L'un des responsables de l'administration Trump qui s'est pleinement investi dans le projet farfelu du président Donald Trump de s'emparer du Groenland l'a présenté comme un moyen bizarre de sauver les restaurants Red Lobster, a rapporté le New Yorker lundi.
Trump est obsédé par l'idée que les États-Unis achètent ou annexent éventuellement le Groenland, un territoire du Royaume du Danemark, depuis son premier mandat. C'est une idée qui remonte au XIXe siècle, car le Groenland est riche en ressources et stratégiquement important pour les opérations militaires — mais ni les Groenlandais ni les Danois n'ont jamais soutenu la cession du territoire.

Les ambitions directes des États-Unis sur le Groenland se sont estompées depuis le milieu du XXe siècle, lorsque le Danemark est devenu un partenaire américain au sein de l'alliance OTAN et que l'accès militaire à l'île a été sécurisé.
Mais Tom Dans, le directeur nommé par Trump à la Commission de recherche arctique des États-Unis, avance un argumentaire bien plus étrange pour justifier pourquoi les États-Unis ont besoin du contrôle du Groenland.

Activité A → Recopiez tout le passage de l'article sur le Groenland qui va de « Les ambitions directes » jusqu'à « a été sécurisé. ».
Activité B → D'après l'article sur le Groenland, quel poste Tom Dans occupe-t-il ?
Activité C → Prolongez l'article sur le Groenland à partir de sa dernière phrase.

Documents fournis →
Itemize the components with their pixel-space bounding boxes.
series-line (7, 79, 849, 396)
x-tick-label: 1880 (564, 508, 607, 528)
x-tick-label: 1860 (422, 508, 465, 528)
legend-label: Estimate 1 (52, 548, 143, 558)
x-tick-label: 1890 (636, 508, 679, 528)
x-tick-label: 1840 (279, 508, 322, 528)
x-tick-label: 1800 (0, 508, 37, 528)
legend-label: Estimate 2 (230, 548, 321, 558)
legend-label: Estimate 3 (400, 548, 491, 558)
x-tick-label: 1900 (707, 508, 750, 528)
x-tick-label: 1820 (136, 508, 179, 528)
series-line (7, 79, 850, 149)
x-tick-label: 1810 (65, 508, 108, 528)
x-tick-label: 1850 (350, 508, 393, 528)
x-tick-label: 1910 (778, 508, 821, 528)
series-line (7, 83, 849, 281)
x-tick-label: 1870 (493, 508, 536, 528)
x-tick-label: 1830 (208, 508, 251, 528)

Réponse A →
Les ambitions directes des États-Unis sur le Groenland se sont estompées depuis le milieu du XXe siècle, lorsque le Danemark est devenu un partenaire américain au sein de l'alliance OTAN et que l'accès militaire à l'île a été sécurisé.

Réponse B → Il est le directeur nommé par Trump à la Commission de recherche arctique des États-Unis.

Réponse C →
« Lorsque je l'ai rencontré pour déjeuner à Washington, plus tôt cette année, il a refusé de s'exprimer davantage pour le compte rendu, sauf pour articuler une vision étroite et symbiotique de l'avenir », a rapporté Ben Taub. Plus précisément, Dans a suggéré : « Mon point de vue est que les États-Unis pourraient prendre tous les fruits de mer que le Groenland pourrait produire, éliminer les intermédiaires, les tenir à l'écart de la Chine, et vous pourriez ramener les crevettes à volonté chez Red Lobster. »
La chaîne de restaurants Red Lobster est un établissement emblématique des communautés suburbaines de la classe moyenne, et son offre de « crevettes à volonté » était autrefois célèbre pour provoquer des ruées de clients.
La chaîne a fait faillite en 2024, accablée par une multitude de problèmes, notamment des pratiques de capital-investissement prédatrices et un fournisseur international de crevettes qui la prenait en otage — bien qu'elle ait finalement survécu après une restructuration brutale.